## [Items listed in a dataset]
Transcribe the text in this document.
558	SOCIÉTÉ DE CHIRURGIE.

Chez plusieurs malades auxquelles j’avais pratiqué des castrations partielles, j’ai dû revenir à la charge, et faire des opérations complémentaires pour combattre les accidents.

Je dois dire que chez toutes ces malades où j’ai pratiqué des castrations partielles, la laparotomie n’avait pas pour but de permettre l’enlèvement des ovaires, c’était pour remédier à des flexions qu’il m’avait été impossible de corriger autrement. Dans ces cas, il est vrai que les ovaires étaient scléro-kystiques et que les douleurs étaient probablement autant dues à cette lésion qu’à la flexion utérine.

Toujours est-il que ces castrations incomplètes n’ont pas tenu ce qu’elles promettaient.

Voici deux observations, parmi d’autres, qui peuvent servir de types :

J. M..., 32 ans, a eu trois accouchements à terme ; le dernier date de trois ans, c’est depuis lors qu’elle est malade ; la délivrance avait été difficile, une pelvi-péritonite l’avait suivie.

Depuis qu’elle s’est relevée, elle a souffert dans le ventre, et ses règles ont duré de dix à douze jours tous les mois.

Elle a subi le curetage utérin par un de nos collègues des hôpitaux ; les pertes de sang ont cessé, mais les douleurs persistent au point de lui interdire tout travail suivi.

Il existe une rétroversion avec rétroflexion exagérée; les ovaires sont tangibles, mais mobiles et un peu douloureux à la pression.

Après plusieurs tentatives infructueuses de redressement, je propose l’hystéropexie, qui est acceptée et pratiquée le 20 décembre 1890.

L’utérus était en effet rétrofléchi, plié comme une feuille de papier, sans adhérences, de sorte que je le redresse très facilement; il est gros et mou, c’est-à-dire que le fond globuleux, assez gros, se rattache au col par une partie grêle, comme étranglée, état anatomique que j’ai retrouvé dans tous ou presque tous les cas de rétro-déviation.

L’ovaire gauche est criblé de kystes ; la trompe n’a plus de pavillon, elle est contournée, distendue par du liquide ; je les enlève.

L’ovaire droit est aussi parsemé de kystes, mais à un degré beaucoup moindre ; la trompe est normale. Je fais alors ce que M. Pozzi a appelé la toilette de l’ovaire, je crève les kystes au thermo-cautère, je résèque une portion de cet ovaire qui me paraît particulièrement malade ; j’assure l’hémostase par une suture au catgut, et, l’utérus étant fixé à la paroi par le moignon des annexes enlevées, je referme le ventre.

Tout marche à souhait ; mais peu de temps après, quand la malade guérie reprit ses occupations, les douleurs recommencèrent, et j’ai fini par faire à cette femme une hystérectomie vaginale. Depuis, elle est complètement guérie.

## [What is needed]
Find all lines with "ventre" in them and copy each one.

## [Problem solution]
Depuis qu’elle s’est relevée, elle a souffert dans le ventre, et ses règles ont duré de dix à douze jours tous les mois.
L’ovaire droit est aussi parsemé de kystes, mais à un degré beaucoup moindre ; la trompe est normale. Je fais alors ce que M. Pozzi a appelé la toilette de l’ovaire, je crève les kystes au thermo-cautère, je résèque une portion de cet ovaire qui me paraît particulièrement malade ; j’assure l’hémostase par une suture au catgut, et, l’utérus étant fixé à la paroi par le moignon des annexes enlevées, je referme le ventre.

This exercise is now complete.